▸ **BRIEF**
Return all of the lines below exactly as they are.

▸ **DATASET CONTENT**
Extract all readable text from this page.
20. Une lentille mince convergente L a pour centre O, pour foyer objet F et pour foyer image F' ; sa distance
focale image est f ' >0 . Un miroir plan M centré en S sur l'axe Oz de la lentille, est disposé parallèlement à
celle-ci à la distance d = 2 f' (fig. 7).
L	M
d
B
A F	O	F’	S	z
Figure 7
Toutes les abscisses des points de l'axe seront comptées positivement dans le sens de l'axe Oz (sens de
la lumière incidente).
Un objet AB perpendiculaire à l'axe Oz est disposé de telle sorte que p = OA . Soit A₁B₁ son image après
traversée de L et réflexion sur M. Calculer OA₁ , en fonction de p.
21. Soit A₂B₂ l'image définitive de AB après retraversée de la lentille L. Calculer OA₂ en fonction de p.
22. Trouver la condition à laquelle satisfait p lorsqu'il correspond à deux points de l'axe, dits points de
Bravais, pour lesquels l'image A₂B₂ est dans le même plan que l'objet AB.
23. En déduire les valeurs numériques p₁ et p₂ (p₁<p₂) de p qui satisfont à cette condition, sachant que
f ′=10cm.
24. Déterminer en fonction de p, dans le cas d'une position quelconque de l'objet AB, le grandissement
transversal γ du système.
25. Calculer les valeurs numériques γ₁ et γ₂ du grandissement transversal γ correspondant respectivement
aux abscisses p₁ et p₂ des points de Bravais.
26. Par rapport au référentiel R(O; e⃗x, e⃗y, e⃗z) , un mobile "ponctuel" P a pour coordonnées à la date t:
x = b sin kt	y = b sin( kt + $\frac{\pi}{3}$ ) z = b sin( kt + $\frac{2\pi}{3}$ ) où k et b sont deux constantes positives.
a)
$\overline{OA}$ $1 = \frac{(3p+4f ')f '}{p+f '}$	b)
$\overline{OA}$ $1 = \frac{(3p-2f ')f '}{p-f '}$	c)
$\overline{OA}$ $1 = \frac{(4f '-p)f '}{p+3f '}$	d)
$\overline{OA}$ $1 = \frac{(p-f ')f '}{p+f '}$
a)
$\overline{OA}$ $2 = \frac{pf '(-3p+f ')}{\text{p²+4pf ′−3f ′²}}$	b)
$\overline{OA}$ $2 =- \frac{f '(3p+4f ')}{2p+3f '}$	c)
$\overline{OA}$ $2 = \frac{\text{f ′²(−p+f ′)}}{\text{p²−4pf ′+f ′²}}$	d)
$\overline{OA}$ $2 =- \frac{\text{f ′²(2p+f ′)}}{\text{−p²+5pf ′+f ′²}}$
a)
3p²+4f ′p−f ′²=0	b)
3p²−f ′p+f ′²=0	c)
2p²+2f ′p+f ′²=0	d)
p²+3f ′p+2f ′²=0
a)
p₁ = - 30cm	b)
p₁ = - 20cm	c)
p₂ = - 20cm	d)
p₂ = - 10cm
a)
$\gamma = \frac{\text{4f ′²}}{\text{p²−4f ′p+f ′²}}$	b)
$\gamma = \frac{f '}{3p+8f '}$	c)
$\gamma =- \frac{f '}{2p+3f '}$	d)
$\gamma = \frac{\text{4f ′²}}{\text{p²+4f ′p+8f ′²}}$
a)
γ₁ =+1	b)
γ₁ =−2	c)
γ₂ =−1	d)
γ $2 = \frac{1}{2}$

▸ **REPLY TO THE EXERCISE**
Extract all readable text from this page.
20. Une lentille mince convergente L a pour centre O, pour foyer objet F et pour foyer image F' ; sa distance
focale image est f ' >0 . Un miroir plan M centré en S sur l'axe Oz de la lentille, est disposé parallèlement à
celle-ci à la distance d = 2 f' (fig. 7).
L	M
d
B
A F	O	F’	S	z
Figure 7
Toutes les abscisses des points de l'axe seront comptées positivement dans le sens de l'axe Oz (sens de
la lumière incidente).
Un objet AB perpendiculaire à l'axe Oz est disposé de telle sorte que p = OA . Soit A₁B₁ son image après
traversée de L et réflexion sur M. Calculer OA₁ , en fonction de p.
21. Soit A₂B₂ l'image définitive de AB après retraversée de la lentille L. Calculer OA₂ en fonction de p.
22. Trouver la condition à laquelle satisfait p lorsqu'il correspond à deux points de l'axe, dits points de
Bravais, pour lesquels l'image A₂B₂ est dans le même plan que l'objet AB.
23. En déduire les valeurs numériques p₁ et p₂ (p₁<p₂) de p qui satisfont à cette condition, sachant que
f ′=10cm.
24. Déterminer en fonction de p, dans le cas d'une position quelconque de l'objet AB, le grandissement
transversal γ du système.
25. Calculer les valeurs numériques γ₁ et γ₂ du grandissement transversal γ correspondant respectivement
aux abscisses p₁ et p₂ des points de Bravais.
26. Par rapport au référentiel R(O; e⃗x, e⃗y, e⃗z) , un mobile "ponctuel" P a pour coordonnées à la date t:
x = b sin kt	y = b sin( kt + $\frac{\pi}{3}$ ) z = b sin( kt + $\frac{2\pi}{3}$ ) où k et b sont deux constantes positives.
a)
$\overline{OA}$ $1 = \frac{(3p+4f ')f '}{p+f '}$	b)
$\overline{OA}$ $1 = \frac{(3p-2f ')f '}{p-f '}$	c)
$\overline{OA}$ $1 = \frac{(4f '-p)f '}{p+3f '}$	d)
$\overline{OA}$ $1 = \frac{(p-f ')f '}{p+f '}$
a)
$\overline{OA}$ $2 = \frac{pf '(-3p+f ')}{\text{p²+4pf ′−3f ′²}}$	b)
$\overline{OA}$ $2 =- \frac{f '(3p+4f ')}{2p+3f '}$	c)
$\overline{OA}$ $2 = \frac{\text{f ′²(−p+f ′)}}{\text{p²−4pf ′+f ′²}}$	d)
$\overline{OA}$ $2 =- \frac{\text{f ′²(2p+f ′)}}{\text{−p²+5pf ′+f ′²}}$
a)
3p²+4f ′p−f ′²=0	b)
3p²−f ′p+f ′²=0	c)
2p²+2f ′p+f ′²=0	d)
p²+3f ′p+2f ′²=0
a)
p₁ = - 30cm	b)
p₁ = - 20cm	c)
p₂ = - 20cm	d)
p₂ = - 10cm
a)
$\gamma = \frac{\text{4f ′²}}{\text{p²−4f ′p+f ′²}}$	b)
$\gamma = \frac{f '}{3p+8f '}$	c)
$\gamma =- \frac{f '}{2p+3f '}$	d)
$\gamma = \frac{\text{4f ′²}}{\text{p²+4f ′p+8f ′²}}$
a)
γ₁ =+1	b)
γ₁ =−2	c)
γ₂ =−1	d)
γ $2 = \frac{1}{2}$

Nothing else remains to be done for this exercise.